─── Given records ───
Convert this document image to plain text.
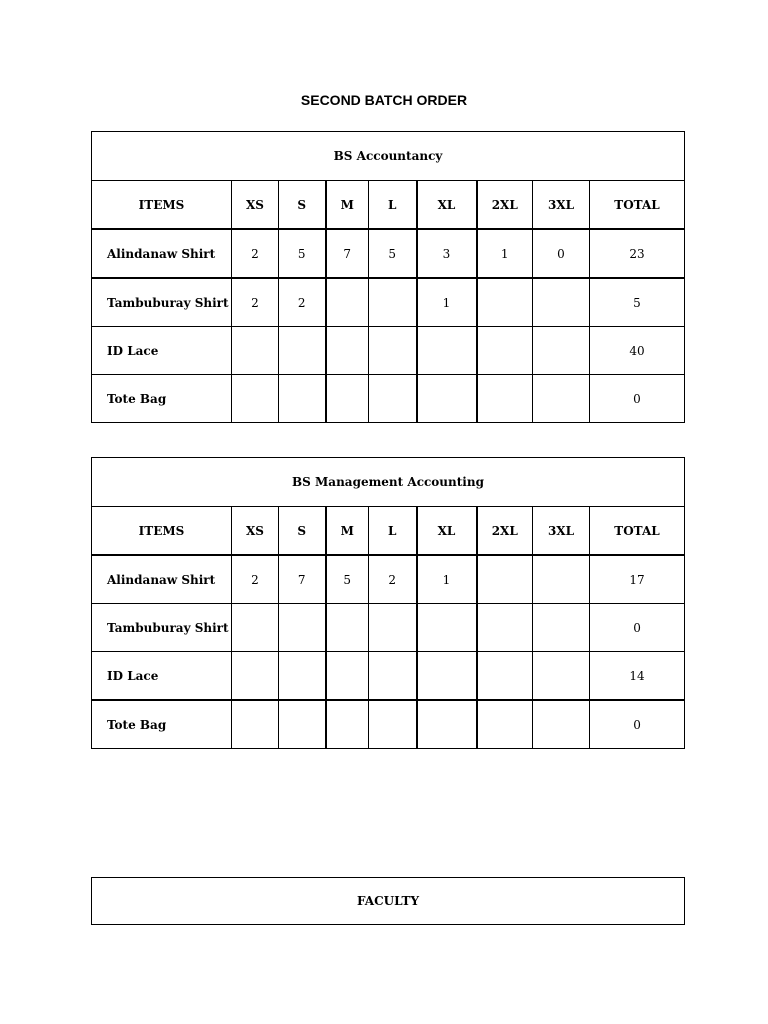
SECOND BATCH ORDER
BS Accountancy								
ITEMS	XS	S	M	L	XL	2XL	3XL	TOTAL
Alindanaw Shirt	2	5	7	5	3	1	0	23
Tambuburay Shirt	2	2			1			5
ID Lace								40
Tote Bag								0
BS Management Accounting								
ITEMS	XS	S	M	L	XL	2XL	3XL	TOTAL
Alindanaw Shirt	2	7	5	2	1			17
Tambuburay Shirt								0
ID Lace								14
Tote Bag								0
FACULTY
───
Requirement:
Except for the pictures, copy every line of the records above exactly.

Output of the task:
Convert this document image to plain text.
SECOND BATCH ORDER
BS Accountancy								
ITEMS	XS	S	M	L	XL	2XL	3XL	TOTAL
Alindanaw Shirt	2	5	7	5	3	1	0	23
Tambuburay Shirt	2	2			1			5
ID Lace								40
Tote Bag								0
BS Management Accounting								
ITEMS	XS	S	M	L	XL	2XL	3XL	TOTAL
Alindanaw Shirt	2	7	5	2	1			17
Tambuburay Shirt								0
ID Lace								14
Tote Bag								0
FACULTY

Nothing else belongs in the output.